-- Start Extracted entries --

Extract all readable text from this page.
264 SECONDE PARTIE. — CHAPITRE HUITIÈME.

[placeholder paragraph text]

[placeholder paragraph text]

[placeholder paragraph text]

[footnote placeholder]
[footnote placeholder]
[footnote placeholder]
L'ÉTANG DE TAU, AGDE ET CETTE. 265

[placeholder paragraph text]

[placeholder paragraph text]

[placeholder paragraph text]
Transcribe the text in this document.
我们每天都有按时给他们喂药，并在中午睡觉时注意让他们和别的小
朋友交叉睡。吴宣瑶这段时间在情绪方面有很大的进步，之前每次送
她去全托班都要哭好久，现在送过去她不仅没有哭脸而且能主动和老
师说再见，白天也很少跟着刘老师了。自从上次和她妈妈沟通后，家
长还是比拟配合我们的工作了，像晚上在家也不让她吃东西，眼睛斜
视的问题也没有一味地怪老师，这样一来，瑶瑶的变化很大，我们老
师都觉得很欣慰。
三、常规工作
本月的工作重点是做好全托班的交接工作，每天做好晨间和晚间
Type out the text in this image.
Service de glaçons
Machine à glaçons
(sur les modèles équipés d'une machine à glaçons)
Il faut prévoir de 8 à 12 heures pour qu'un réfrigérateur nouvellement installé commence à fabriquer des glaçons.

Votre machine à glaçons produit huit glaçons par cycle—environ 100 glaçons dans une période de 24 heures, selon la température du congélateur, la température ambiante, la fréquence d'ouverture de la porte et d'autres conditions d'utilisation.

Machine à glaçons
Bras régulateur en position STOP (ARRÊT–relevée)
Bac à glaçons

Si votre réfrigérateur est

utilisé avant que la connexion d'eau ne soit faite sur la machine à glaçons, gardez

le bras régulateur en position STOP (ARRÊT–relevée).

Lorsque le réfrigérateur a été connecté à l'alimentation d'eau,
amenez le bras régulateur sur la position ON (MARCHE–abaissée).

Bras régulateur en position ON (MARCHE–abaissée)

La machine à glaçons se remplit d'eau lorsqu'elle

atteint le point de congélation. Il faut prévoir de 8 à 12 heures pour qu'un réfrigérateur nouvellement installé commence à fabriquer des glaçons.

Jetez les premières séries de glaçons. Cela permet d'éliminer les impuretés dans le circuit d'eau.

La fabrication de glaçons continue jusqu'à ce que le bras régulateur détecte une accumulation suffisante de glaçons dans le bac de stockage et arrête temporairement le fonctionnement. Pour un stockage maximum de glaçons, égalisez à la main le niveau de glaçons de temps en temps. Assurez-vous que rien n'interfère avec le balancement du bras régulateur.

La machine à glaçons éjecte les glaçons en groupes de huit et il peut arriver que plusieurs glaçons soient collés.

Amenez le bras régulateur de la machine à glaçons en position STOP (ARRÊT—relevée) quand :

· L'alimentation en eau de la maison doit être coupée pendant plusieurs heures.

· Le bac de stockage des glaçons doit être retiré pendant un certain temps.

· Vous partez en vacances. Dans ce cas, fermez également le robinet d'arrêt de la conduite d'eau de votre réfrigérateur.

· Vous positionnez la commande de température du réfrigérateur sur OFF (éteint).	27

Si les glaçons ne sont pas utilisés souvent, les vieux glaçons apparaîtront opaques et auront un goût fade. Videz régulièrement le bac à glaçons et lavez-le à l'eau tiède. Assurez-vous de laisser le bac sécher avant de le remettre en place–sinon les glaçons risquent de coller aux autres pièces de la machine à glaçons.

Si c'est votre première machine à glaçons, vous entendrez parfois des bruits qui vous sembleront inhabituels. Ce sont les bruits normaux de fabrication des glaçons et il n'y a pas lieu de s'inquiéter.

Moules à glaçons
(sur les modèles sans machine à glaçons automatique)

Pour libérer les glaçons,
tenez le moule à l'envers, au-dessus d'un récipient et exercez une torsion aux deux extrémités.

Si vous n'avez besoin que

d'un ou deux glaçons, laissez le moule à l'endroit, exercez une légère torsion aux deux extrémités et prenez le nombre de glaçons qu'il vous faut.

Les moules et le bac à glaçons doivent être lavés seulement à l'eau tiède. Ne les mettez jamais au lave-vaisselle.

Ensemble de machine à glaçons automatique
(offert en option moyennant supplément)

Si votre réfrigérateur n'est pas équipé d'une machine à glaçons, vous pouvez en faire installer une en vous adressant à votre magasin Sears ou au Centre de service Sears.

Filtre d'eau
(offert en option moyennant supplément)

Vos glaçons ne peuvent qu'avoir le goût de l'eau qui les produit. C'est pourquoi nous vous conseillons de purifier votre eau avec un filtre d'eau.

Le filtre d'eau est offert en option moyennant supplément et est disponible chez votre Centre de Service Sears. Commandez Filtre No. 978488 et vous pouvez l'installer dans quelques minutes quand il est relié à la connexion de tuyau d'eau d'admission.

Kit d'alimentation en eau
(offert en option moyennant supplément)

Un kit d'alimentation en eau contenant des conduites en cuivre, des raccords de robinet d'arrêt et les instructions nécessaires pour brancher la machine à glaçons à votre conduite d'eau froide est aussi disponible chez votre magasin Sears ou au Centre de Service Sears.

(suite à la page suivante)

-- End Extracted entries --

Problem to work on ->
Only the count is wanted: report how many lines of the material above hold the word "température".

Problem solution ->
2